### What you are asked to do
Answer with a single number stating how many lines of the entries below include the string "LIHC".

━━━ Raw data ━━━

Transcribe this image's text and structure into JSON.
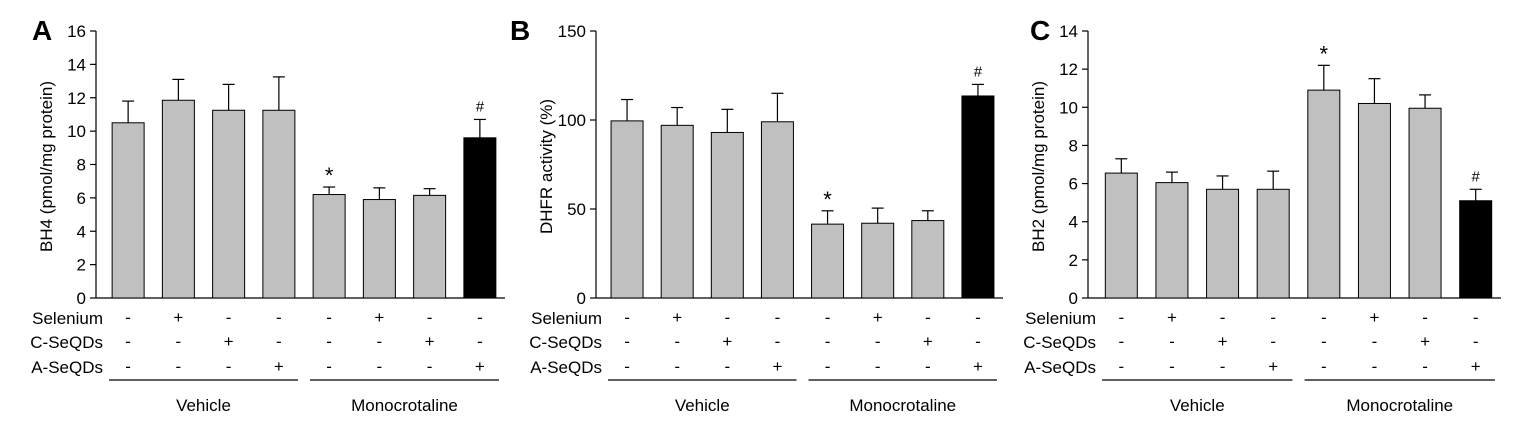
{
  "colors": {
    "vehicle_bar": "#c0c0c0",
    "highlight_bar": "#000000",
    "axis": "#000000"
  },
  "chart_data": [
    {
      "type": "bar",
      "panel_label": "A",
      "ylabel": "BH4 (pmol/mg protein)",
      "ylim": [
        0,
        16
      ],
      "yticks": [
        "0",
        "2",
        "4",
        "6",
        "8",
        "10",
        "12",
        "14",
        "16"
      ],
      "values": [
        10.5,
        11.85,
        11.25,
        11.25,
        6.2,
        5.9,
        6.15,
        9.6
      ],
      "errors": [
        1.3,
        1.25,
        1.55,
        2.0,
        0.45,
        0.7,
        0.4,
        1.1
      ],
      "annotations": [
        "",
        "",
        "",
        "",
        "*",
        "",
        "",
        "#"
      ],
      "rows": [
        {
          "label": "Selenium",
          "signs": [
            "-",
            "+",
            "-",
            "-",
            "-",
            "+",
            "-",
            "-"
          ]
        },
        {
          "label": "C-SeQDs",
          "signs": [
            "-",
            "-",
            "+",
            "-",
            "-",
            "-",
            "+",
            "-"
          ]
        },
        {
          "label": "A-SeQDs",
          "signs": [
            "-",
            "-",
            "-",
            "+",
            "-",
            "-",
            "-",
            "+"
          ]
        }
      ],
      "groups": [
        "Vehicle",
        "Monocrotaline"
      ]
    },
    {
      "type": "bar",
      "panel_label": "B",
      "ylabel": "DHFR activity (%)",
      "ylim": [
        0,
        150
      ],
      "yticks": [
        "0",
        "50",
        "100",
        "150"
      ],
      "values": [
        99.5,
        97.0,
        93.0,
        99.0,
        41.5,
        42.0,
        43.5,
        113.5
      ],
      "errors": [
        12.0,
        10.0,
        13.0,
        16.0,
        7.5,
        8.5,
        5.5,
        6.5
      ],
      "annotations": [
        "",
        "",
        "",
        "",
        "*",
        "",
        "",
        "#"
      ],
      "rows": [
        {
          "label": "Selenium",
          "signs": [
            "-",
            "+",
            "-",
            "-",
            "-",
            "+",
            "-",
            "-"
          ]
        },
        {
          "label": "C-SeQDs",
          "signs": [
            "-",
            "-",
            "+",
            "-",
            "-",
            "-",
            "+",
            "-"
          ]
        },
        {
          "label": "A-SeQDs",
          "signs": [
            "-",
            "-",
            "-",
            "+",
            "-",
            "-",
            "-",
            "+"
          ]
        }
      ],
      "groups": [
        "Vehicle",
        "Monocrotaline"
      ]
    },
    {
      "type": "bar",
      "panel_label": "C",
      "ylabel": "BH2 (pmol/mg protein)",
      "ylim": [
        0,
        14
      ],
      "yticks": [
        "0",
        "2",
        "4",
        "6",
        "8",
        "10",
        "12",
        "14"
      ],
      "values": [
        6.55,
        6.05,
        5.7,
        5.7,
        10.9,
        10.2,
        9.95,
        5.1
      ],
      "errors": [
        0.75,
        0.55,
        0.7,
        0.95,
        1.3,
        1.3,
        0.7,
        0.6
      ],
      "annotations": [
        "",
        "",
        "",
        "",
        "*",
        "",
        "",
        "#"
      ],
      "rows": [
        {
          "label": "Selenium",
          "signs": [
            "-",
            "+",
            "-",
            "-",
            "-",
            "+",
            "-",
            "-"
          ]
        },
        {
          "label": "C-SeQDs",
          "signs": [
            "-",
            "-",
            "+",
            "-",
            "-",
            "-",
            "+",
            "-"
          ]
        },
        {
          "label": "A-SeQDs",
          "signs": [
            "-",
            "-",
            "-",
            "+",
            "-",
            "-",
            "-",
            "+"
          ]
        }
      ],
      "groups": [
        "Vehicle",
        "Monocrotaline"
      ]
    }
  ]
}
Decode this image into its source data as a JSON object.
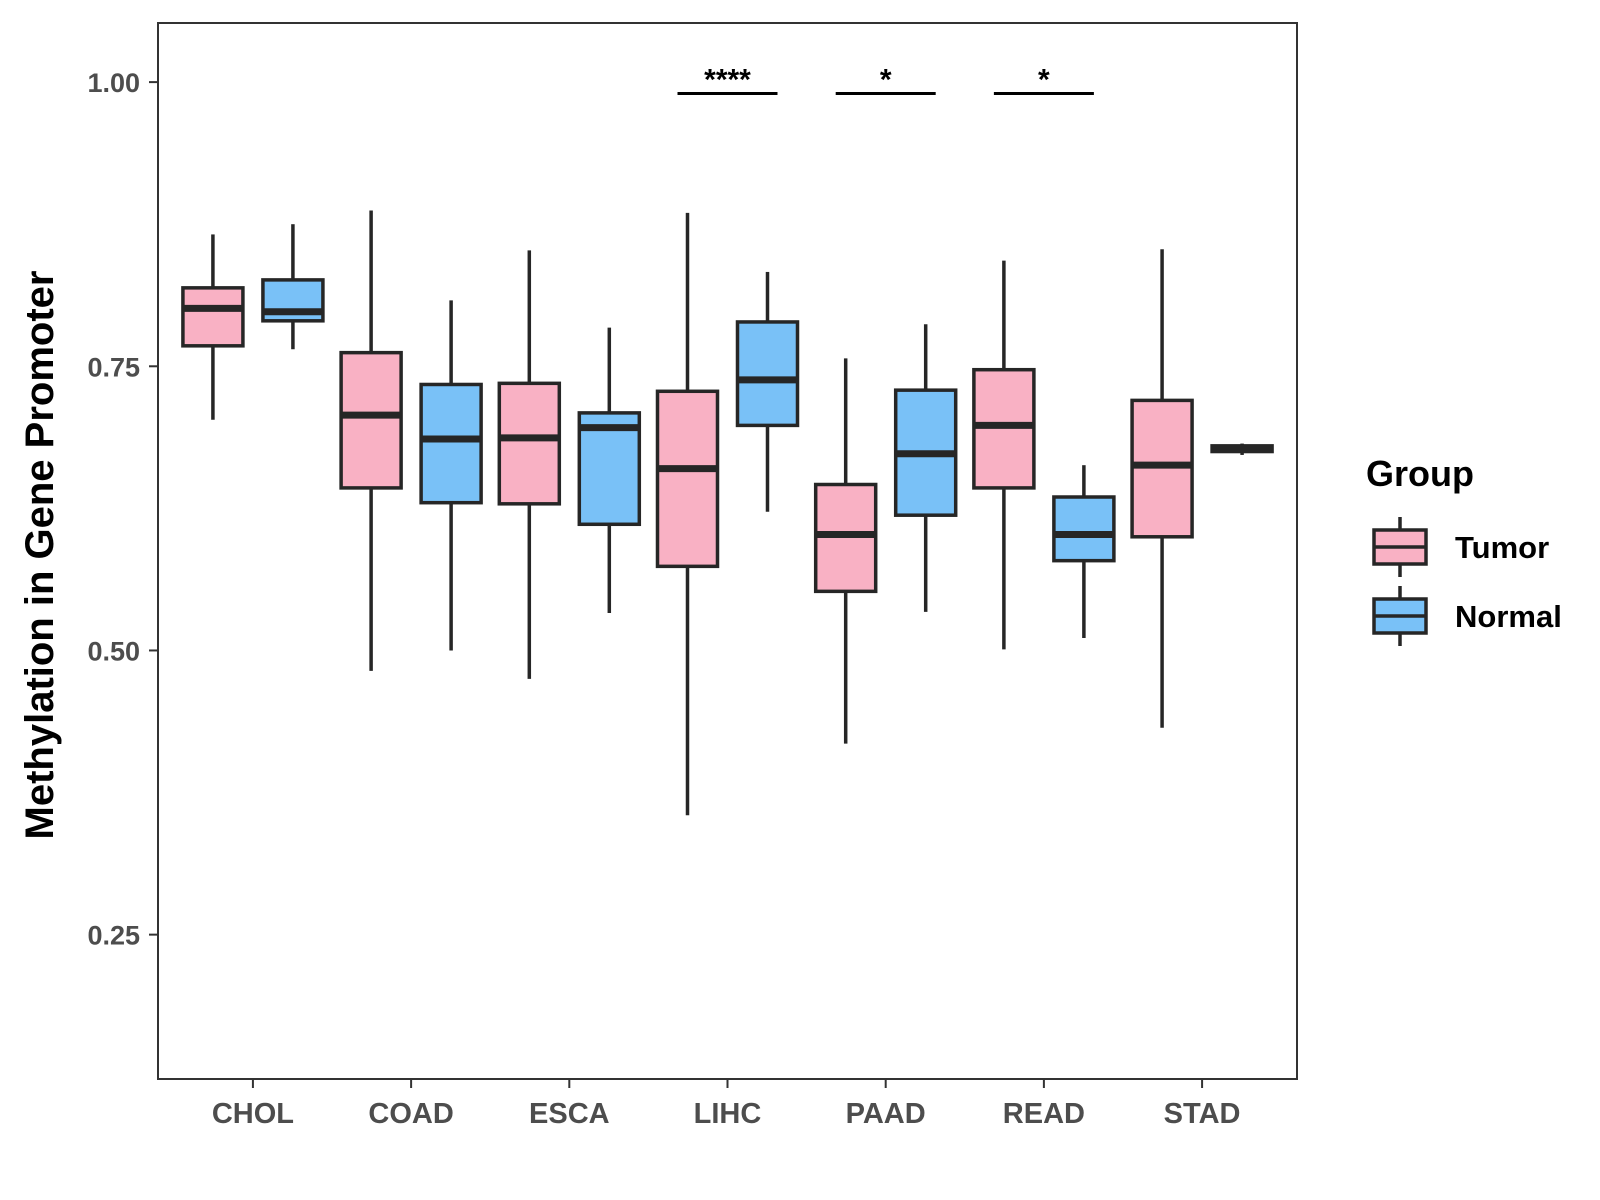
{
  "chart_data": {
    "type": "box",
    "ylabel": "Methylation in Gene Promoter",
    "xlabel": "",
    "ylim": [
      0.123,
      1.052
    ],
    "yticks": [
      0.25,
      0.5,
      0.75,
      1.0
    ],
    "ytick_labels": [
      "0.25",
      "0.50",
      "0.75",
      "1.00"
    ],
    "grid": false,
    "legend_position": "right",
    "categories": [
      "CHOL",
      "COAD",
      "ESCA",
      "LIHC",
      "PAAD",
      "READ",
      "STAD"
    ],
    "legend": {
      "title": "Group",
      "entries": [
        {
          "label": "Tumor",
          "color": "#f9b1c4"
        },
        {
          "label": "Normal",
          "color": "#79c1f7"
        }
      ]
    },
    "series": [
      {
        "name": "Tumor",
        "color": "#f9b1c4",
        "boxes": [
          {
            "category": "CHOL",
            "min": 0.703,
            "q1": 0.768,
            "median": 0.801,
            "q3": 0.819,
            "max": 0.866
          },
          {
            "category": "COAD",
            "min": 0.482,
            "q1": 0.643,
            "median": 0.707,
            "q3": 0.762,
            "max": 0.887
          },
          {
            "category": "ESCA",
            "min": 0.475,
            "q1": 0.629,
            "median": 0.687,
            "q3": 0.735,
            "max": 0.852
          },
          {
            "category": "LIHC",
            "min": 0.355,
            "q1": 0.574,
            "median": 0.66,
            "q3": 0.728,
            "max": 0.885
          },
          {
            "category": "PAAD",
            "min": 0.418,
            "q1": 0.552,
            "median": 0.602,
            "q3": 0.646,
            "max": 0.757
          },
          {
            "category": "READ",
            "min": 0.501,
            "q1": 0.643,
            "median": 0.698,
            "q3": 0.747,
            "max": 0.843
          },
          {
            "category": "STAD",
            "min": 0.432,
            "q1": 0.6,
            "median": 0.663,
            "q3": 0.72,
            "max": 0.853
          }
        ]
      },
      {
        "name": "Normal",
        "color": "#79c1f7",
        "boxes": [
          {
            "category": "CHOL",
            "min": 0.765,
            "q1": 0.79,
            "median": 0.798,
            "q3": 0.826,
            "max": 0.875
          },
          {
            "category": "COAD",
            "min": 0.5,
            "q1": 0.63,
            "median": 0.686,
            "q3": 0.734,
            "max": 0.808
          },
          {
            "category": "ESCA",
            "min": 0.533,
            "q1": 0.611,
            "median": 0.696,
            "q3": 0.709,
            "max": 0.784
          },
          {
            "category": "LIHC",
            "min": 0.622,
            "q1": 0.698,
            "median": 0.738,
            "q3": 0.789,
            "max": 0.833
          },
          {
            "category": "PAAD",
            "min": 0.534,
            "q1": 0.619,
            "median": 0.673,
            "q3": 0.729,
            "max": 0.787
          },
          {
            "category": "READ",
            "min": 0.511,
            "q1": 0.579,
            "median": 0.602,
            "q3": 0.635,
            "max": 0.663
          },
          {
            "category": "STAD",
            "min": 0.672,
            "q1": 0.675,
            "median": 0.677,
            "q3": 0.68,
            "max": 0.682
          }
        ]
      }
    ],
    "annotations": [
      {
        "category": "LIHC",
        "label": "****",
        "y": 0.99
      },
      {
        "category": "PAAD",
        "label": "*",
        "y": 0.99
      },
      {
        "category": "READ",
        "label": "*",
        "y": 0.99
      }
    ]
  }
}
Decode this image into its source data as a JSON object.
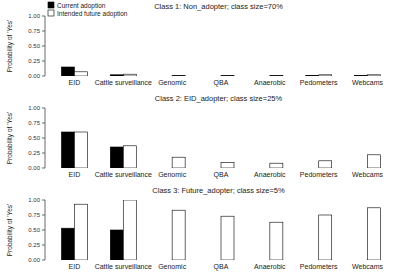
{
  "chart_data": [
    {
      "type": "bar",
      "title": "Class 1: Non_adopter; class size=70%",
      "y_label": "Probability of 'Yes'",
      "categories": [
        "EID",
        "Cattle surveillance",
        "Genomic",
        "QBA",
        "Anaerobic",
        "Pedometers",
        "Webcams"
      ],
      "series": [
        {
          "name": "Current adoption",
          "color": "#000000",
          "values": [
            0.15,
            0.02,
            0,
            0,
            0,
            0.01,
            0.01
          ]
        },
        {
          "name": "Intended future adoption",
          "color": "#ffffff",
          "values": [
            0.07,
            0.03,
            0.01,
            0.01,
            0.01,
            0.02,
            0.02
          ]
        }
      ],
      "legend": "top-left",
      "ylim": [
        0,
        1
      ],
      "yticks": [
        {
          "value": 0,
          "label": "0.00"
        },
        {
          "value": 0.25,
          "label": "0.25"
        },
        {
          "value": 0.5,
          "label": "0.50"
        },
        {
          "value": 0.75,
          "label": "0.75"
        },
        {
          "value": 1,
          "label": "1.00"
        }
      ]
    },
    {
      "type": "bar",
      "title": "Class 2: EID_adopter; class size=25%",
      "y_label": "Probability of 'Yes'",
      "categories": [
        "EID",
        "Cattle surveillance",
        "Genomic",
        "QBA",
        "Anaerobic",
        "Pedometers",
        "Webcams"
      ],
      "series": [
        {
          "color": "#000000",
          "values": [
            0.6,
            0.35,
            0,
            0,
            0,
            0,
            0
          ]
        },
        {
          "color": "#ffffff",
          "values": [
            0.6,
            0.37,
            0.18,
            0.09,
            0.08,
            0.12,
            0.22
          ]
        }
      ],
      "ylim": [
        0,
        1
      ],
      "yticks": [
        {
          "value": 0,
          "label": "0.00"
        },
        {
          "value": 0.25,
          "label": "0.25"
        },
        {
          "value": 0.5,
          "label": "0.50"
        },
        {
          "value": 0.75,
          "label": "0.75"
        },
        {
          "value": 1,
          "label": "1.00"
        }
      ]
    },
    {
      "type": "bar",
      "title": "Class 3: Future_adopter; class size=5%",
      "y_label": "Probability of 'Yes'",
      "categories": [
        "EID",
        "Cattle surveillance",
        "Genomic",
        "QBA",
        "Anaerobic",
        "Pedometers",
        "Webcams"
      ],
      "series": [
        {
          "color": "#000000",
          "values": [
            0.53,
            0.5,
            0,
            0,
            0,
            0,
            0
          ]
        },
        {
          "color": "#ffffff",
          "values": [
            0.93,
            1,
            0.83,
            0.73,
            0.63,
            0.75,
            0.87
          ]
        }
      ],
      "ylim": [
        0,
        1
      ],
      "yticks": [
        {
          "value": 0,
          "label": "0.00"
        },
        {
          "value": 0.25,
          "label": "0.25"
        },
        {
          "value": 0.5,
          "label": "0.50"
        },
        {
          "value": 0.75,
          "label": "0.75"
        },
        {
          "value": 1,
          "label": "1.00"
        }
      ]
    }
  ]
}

━━━

### Solution for this task
4